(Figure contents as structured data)
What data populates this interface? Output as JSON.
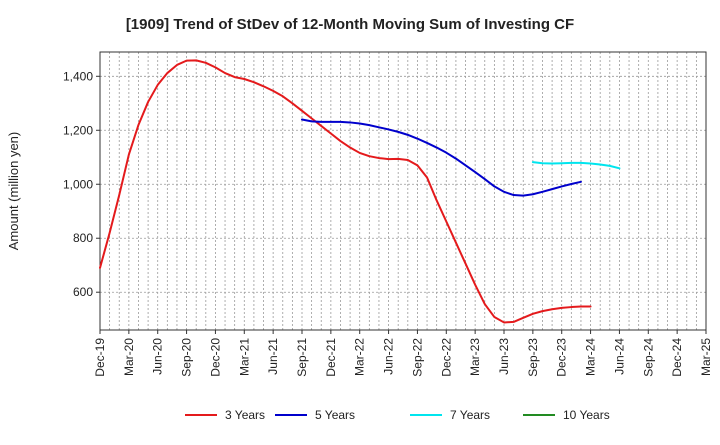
{
  "chart_data": {
    "type": "line",
    "title": "[1909]  Trend of StDev of 12-Month Moving Sum of Investing CF",
    "xlabel": "",
    "ylabel": "Amount (million yen)",
    "x_ticks": [
      "Dec-19",
      "Mar-20",
      "Jun-20",
      "Sep-20",
      "Dec-20",
      "Mar-21",
      "Jun-21",
      "Sep-21",
      "Dec-21",
      "Mar-22",
      "Jun-22",
      "Sep-22",
      "Dec-22",
      "Mar-23",
      "Jun-23",
      "Sep-23",
      "Dec-23",
      "Mar-24",
      "Jun-24",
      "Sep-24",
      "Dec-24",
      "Mar-25"
    ],
    "y_ticks": [
      600,
      800,
      1000,
      1200,
      1400
    ],
    "ylim": [
      460,
      1490
    ],
    "grid": true,
    "legend_position": "bottom",
    "series": [
      {
        "name": "3 Years",
        "color": "#e41a1c",
        "points": [
          [
            "Dec-19",
            690
          ],
          [
            "Jan-20",
            820
          ],
          [
            "Feb-20",
            960
          ],
          [
            "Mar-20",
            1110
          ],
          [
            "Apr-20",
            1220
          ],
          [
            "May-20",
            1305
          ],
          [
            "Jun-20",
            1368
          ],
          [
            "Jul-20",
            1412
          ],
          [
            "Aug-20",
            1442
          ],
          [
            "Sep-20",
            1458
          ],
          [
            "Oct-20",
            1459
          ],
          [
            "Nov-20",
            1450
          ],
          [
            "Dec-20",
            1433
          ],
          [
            "Jan-21",
            1412
          ],
          [
            "Feb-21",
            1397
          ],
          [
            "Mar-21",
            1390
          ],
          [
            "Apr-21",
            1378
          ],
          [
            "May-21",
            1363
          ],
          [
            "Jun-21",
            1346
          ],
          [
            "Jul-21",
            1326
          ],
          [
            "Aug-21",
            1300
          ],
          [
            "Sep-21",
            1272
          ],
          [
            "Oct-21",
            1244
          ],
          [
            "Nov-21",
            1216
          ],
          [
            "Dec-21",
            1188
          ],
          [
            "Jan-22",
            1160
          ],
          [
            "Feb-22",
            1136
          ],
          [
            "Mar-22",
            1116
          ],
          [
            "Apr-22",
            1104
          ],
          [
            "May-22",
            1097
          ],
          [
            "Jun-22",
            1093
          ],
          [
            "Jul-22",
            1094
          ],
          [
            "Aug-22",
            1090
          ],
          [
            "Sep-22",
            1070
          ],
          [
            "Oct-22",
            1025
          ],
          [
            "Nov-22",
            940
          ],
          [
            "Dec-22",
            862
          ],
          [
            "Jan-23",
            784
          ],
          [
            "Feb-23",
            706
          ],
          [
            "Mar-23",
            628
          ],
          [
            "Apr-23",
            556
          ],
          [
            "May-23",
            508
          ],
          [
            "Jun-23",
            488
          ],
          [
            "Jul-23",
            490
          ],
          [
            "Aug-23",
            505
          ],
          [
            "Sep-23",
            520
          ],
          [
            "Oct-23",
            530
          ],
          [
            "Nov-23",
            537
          ],
          [
            "Dec-23",
            542
          ],
          [
            "Jan-24",
            545
          ],
          [
            "Feb-24",
            547
          ],
          [
            "Mar-24",
            547
          ]
        ]
      },
      {
        "name": "5 Years",
        "color": "#0000cc",
        "points": [
          [
            "Sep-21",
            1240
          ],
          [
            "Oct-21",
            1233
          ],
          [
            "Nov-21",
            1231
          ],
          [
            "Dec-21",
            1231
          ],
          [
            "Jan-22",
            1231
          ],
          [
            "Feb-22",
            1229
          ],
          [
            "Mar-22",
            1225
          ],
          [
            "Apr-22",
            1219
          ],
          [
            "May-22",
            1211
          ],
          [
            "Jun-22",
            1203
          ],
          [
            "Jul-22",
            1194
          ],
          [
            "Aug-22",
            1183
          ],
          [
            "Sep-22",
            1169
          ],
          [
            "Oct-22",
            1153
          ],
          [
            "Nov-22",
            1136
          ],
          [
            "Dec-22",
            1117
          ],
          [
            "Jan-23",
            1095
          ],
          [
            "Feb-23",
            1070
          ],
          [
            "Mar-23",
            1045
          ],
          [
            "Apr-23",
            1019
          ],
          [
            "May-23",
            992
          ],
          [
            "Jun-23",
            972
          ],
          [
            "Jul-23",
            960
          ],
          [
            "Aug-23",
            958
          ],
          [
            "Sep-23",
            963
          ],
          [
            "Oct-23",
            972
          ],
          [
            "Nov-23",
            982
          ],
          [
            "Dec-23",
            992
          ],
          [
            "Jan-24",
            1001
          ],
          [
            "Feb-24",
            1009
          ]
        ]
      },
      {
        "name": "7 Years",
        "color": "#00e5ee",
        "points": [
          [
            "Sep-23",
            1082
          ],
          [
            "Oct-23",
            1078
          ],
          [
            "Nov-23",
            1077
          ],
          [
            "Dec-23",
            1078
          ],
          [
            "Jan-24",
            1079
          ],
          [
            "Feb-24",
            1079
          ],
          [
            "Mar-24",
            1077
          ],
          [
            "Apr-24",
            1073
          ],
          [
            "May-24",
            1068
          ],
          [
            "Jun-24",
            1059
          ]
        ]
      },
      {
        "name": "10 Years",
        "color": "#228b22",
        "points": []
      }
    ]
  }
}
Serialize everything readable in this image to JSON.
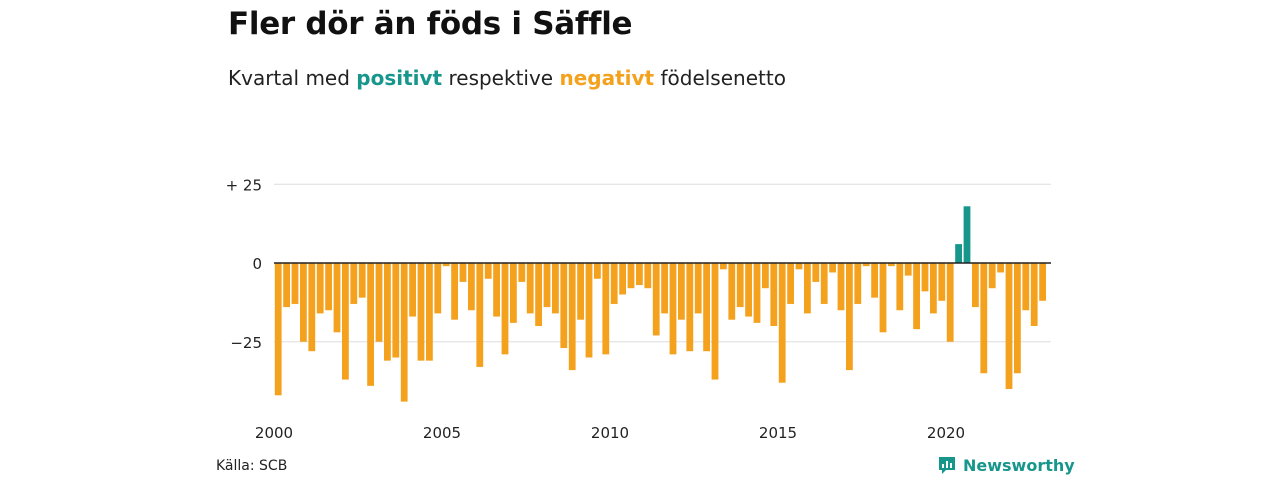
{
  "header": {
    "title": "Fler dör än föds i Säffle",
    "subtitle_start": "Kvartal med ",
    "subtitle_pos": "positivt",
    "subtitle_mid": " respektive ",
    "subtitle_neg": "negativt",
    "subtitle_end": " födelsenetto"
  },
  "footer": {
    "source": "Källa: SCB",
    "brand": "Newsworthy"
  },
  "colors": {
    "positive": "#17968c",
    "negative": "#f4a11d",
    "grid": "#dddddd",
    "zero_line": "#222222"
  },
  "chart_data": {
    "type": "bar",
    "x_start": 2000.0,
    "x_step": 0.25,
    "xlim": [
      2000,
      2023.25
    ],
    "ylim": [
      -45,
      30
    ],
    "y_ticks": [
      {
        "value": 25,
        "label": "+ 25"
      },
      {
        "value": 0,
        "label": "0"
      },
      {
        "value": -25,
        "label": "−25"
      }
    ],
    "x_ticks": [
      {
        "value": 2000,
        "label": "2000"
      },
      {
        "value": 2005,
        "label": "2005"
      },
      {
        "value": 2010,
        "label": "2010"
      },
      {
        "value": 2015,
        "label": "2015"
      },
      {
        "value": 2020,
        "label": "2020"
      }
    ],
    "values": [
      -42,
      -14,
      -13,
      -25,
      -28,
      -16,
      -15,
      -22,
      -37,
      -13,
      -11,
      -39,
      -25,
      -31,
      -30,
      -44,
      -17,
      -31,
      -31,
      -16,
      -1,
      -18,
      -6,
      -15,
      -33,
      -5,
      -17,
      -29,
      -19,
      -6,
      -16,
      -20,
      -14,
      -16,
      -27,
      -34,
      -18,
      -30,
      -5,
      -29,
      -13,
      -10,
      -8,
      -7,
      -8,
      -23,
      -16,
      -29,
      -18,
      -28,
      -16,
      -28,
      -37,
      -2,
      -18,
      -14,
      -17,
      -19,
      -8,
      -20,
      -38,
      -13,
      -2,
      -16,
      -6,
      -13,
      -3,
      -15,
      -34,
      -13,
      -1,
      -11,
      -22,
      -1,
      -15,
      -4,
      -21,
      -9,
      -16,
      -12,
      -25,
      6,
      18,
      -14,
      -35,
      -8,
      -3,
      -40,
      -35,
      -15,
      -20,
      -12
    ]
  }
}
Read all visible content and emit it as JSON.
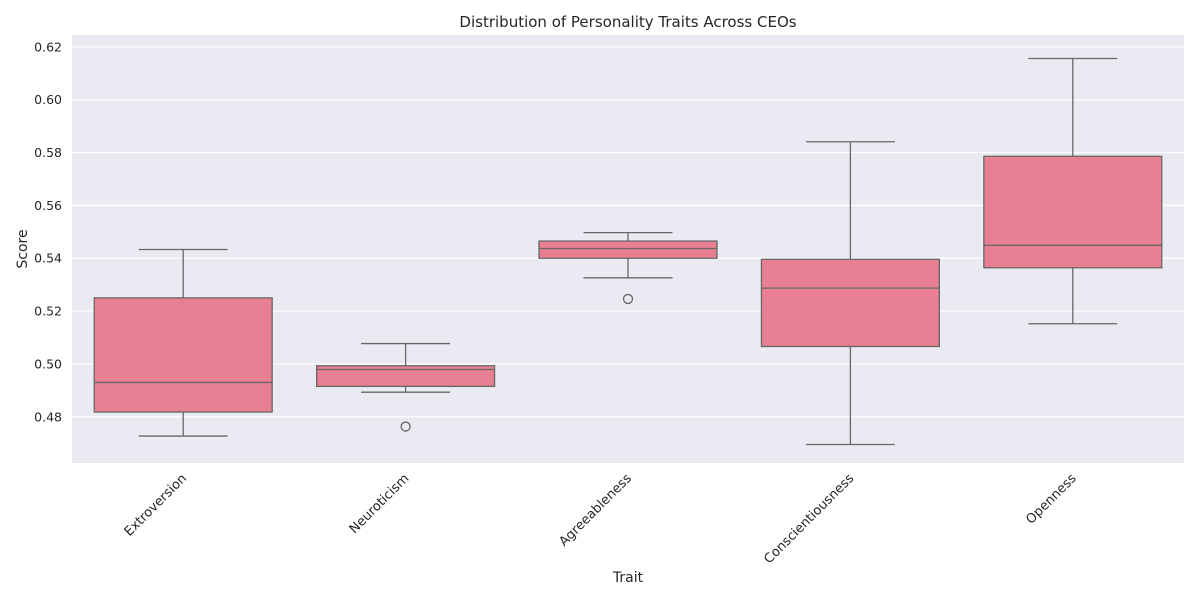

Exercise requirements
Would you set down the listing exactly, omitting pictures?

Correct answer
What data populates this interface? Output as JSON.
{
  "chart_data": {
    "type": "line",
    "title": "[1909]  Trend of StDev of 12-Month Moving Sum of Investing CF",
    "xlabel": "",
    "ylabel": "Amount (million yen)",
    "x_ticks": [
      "Dec-19",
      "Mar-20",
      "Jun-20",
      "Sep-20",
      "Dec-20",
      "Mar-21",
      "Jun-21",
      "Sep-21",
      "Dec-21",
      "Mar-22",
      "Jun-22",
      "Sep-22",
      "Dec-22",
      "Mar-23",
      "Jun-23",
      "Sep-23",
      "Dec-23",
      "Mar-24",
      "Jun-24",
      "Sep-24",
      "Dec-24",
      "Mar-25"
    ],
    "y_ticks": [
      600,
      800,
      1000,
      1200,
      1400
    ],
    "ylim": [
      460,
      1490
    ],
    "grid": true,
    "legend_position": "bottom",
    "series": [
      {
        "name": "3 Years",
        "color": "#e41a1c",
        "points": [
          [
            "Dec-19",
            690
          ],
          [
            "Jan-20",
            820
          ],
          [
            "Feb-20",
            960
          ],
          [
            "Mar-20",
            1110
          ],
          [
            "Apr-20",
            1220
          ],
          [
            "May-20",
            1305
          ],
          [
            "Jun-20",
            1368
          ],
          [
            "Jul-20",
            1412
          ],
          [
            "Aug-20",
            1442
          ],
          [
            "Sep-20",
            1458
          ],
          [
            "Oct-20",
            1459
          ],
          [
            "Nov-20",
            1450
          ],
          [
            "Dec-20",
            1433
          ],
          [
            "Jan-21",
            1412
          ],
          [
            "Feb-21",
            1397
          ],
          [
            "Mar-21",
            1390
          ],
          [
            "Apr-21",
            1378
          ],
          [
            "May-21",
            1363
          ],
          [
            "Jun-21",
            1346
          ],
          [
            "Jul-21",
            1326
          ],
          [
            "Aug-21",
            1300
          ],
          [
            "Sep-21",
            1272
          ],
          [
            "Oct-21",
            1244
          ],
          [
            "Nov-21",
            1216
          ],
          [
            "Dec-21",
            1188
          ],
          [
            "Jan-22",
            1160
          ],
          [
            "Feb-22",
            1136
          ],
          [
            "Mar-22",
            1116
          ],
          [
            "Apr-22",
            1104
          ],
          [
            "May-22",
            1097
          ],
          [
            "Jun-22",
            1093
          ],
          [
            "Jul-22",
            1094
          ],
          [
            "Aug-22",
            1090
          ],
          [
            "Sep-22",
            1070
          ],
          [
            "Oct-22",
            1025
          ],
          [
            "Nov-22",
            940
          ],
          [
            "Dec-22",
            862
          ],
          [
            "Jan-23",
            784
          ],
          [
            "Feb-23",
            706
          ],
          [
            "Mar-23",
            628
          ],
          [
            "Apr-23",
            556
          ],
          [
            "May-23",
            508
          ],
          [
            "Jun-23",
            488
          ],
          [
            "Jul-23",
            490
          ],
          [
            "Aug-23",
            505
          ],
          [
            "Sep-23",
            520
          ],
          [
            "Oct-23",
            530
          ],
          [
            "Nov-23",
            537
          ],
          [
            "Dec-23",
            542
          ],
          [
            "Jan-24",
            545
          ],
          [
            "Feb-24",
            547
          ],
          [
            "Mar-24",
            547
          ]
        ]
      },
      {
        "name": "5 Years",
        "color": "#0000cc",
        "points": [
          [
            "Sep-21",
            1240
          ],
          [
            "Oct-21",
            1233
          ],
          [
            "Nov-21",
            1231
          ],
          [
            "Dec-21",
            1231
          ],
          [
            "Jan-22",
            1231
          ],
          [
            "Feb-22",
            1229
          ],
          [
            "Mar-22",
            1225
          ],
          [
            "Apr-22",
            1219
          ],
          [
            "May-22",
            1211
          ],
          [
            "Jun-22",
            1203
          ],
          [
            "Jul-22",
            1194
          ],
          [
            "Aug-22",
            1183
          ],
          [
            "Sep-22",
            1169
          ],
          [
            "Oct-22",
            1153
          ],
          [
            "Nov-22",
            1136
          ],
          [
            "Dec-22",
            1117
          ],
          [
            "Jan-23",
            1095
          ],
          [
            "Feb-23",
            1070
          ],
          [
            "Mar-23",
            1045
          ],
          [
            "Apr-23",
            1019
          ],
          [
            "May-23",
            992
          ],
          [
            "Jun-23",
            972
          ],
          [
            "Jul-23",
            960
          ],
          [
            "Aug-23",
            958
          ],
          [
            "Sep-23",
            963
          ],
          [
            "Oct-23",
            972
          ],
          [
            "Nov-23",
            982
          ],
          [
            "Dec-23",
            992
          ],
          [
            "Jan-24",
            1001
          ],
          [
            "Feb-24",
            1009
          ]
        ]
      },
      {
        "name": "7 Years",
        "color": "#00e5ee",
        "points": [
          [
            "Sep-23",
            1082
          ],
          [
            "Oct-23",
            1078
          ],
          [
            "Nov-23",
            1077
          ],
          [
            "Dec-23",
            1078
          ],
          [
            "Jan-24",
            1079
          ],
          [
            "Feb-24",
            1079
          ],
          [
            "Mar-24",
            1077
          ],
          [
            "Apr-24",
            1073
          ],
          [
            "May-24",
            1068
          ],
          [
            "Jun-24",
            1059
          ]
        ]
      },
      {
        "name": "10 Years",
        "color": "#228b22",
        "points": []
      }
    ]
  }
}
Serialize everything readable in this image to JSON.
{
  "header": {
    "title": "Fler dör än föds i Säffle",
    "subtitle_start": "Kvartal med ",
    "subtitle_pos": "positivt",
    "subtitle_mid": " respektive ",
    "subtitle_neg": "negativt",
    "subtitle_end": " födelsenetto"
  },
  "footer": {
    "source": "Källa: SCB",
    "brand": "Newsworthy"
  },
  "colors": {
    "positive": "#17968c",
    "negative": "#f4a11d",
    "grid": "#dddddd",
    "zero_line": "#222222"
  },
  "chart_data": {
    "type": "bar",
    "x_start": 2000.0,
    "x_step": 0.25,
    "xlim": [
      2000,
      2023.25
    ],
    "ylim": [
      -45,
      30
    ],
    "y_ticks": [
      {
        "value": 25,
        "label": "+ 25"
      },
      {
        "value": 0,
        "label": "0"
      },
      {
        "value": -25,
        "label": "−25"
      }
    ],
    "x_ticks": [
      {
        "value": 2000,
        "label": "2000"
      },
      {
        "value": 2005,
        "label": "2005"
      },
      {
        "value": 2010,
        "label": "2010"
      },
      {
        "value": 2015,
        "label": "2015"
      },
      {
        "value": 2020,
        "label": "2020"
      }
    ],
    "values": [
      -42,
      -14,
      -13,
      -25,
      -28,
      -16,
      -15,
      -22,
      -37,
      -13,
      -11,
      -39,
      -25,
      -31,
      -30,
      -44,
      -17,
      -31,
      -31,
      -16,
      -1,
      -18,
      -6,
      -15,
      -33,
      -5,
      -17,
      -29,
      -19,
      -6,
      -16,
      -20,
      -14,
      -16,
      -27,
      -34,
      -18,
      -30,
      -5,
      -29,
      -13,
      -10,
      -8,
      -7,
      -8,
      -23,
      -16,
      -29,
      -18,
      -28,
      -16,
      -28,
      -37,
      -2,
      -18,
      -14,
      -17,
      -19,
      -8,
      -20,
      -38,
      -13,
      -2,
      -16,
      -6,
      -13,
      -3,
      -15,
      -34,
      -13,
      -1,
      -11,
      -22,
      -1,
      -15,
      -4,
      -21,
      -9,
      -16,
      -12,
      -25,
      6,
      18,
      -14,
      -35,
      -8,
      -3,
      -40,
      -35,
      -15,
      -20,
      -12
    ]
  }
}
Read all visible content and emit it as JSON.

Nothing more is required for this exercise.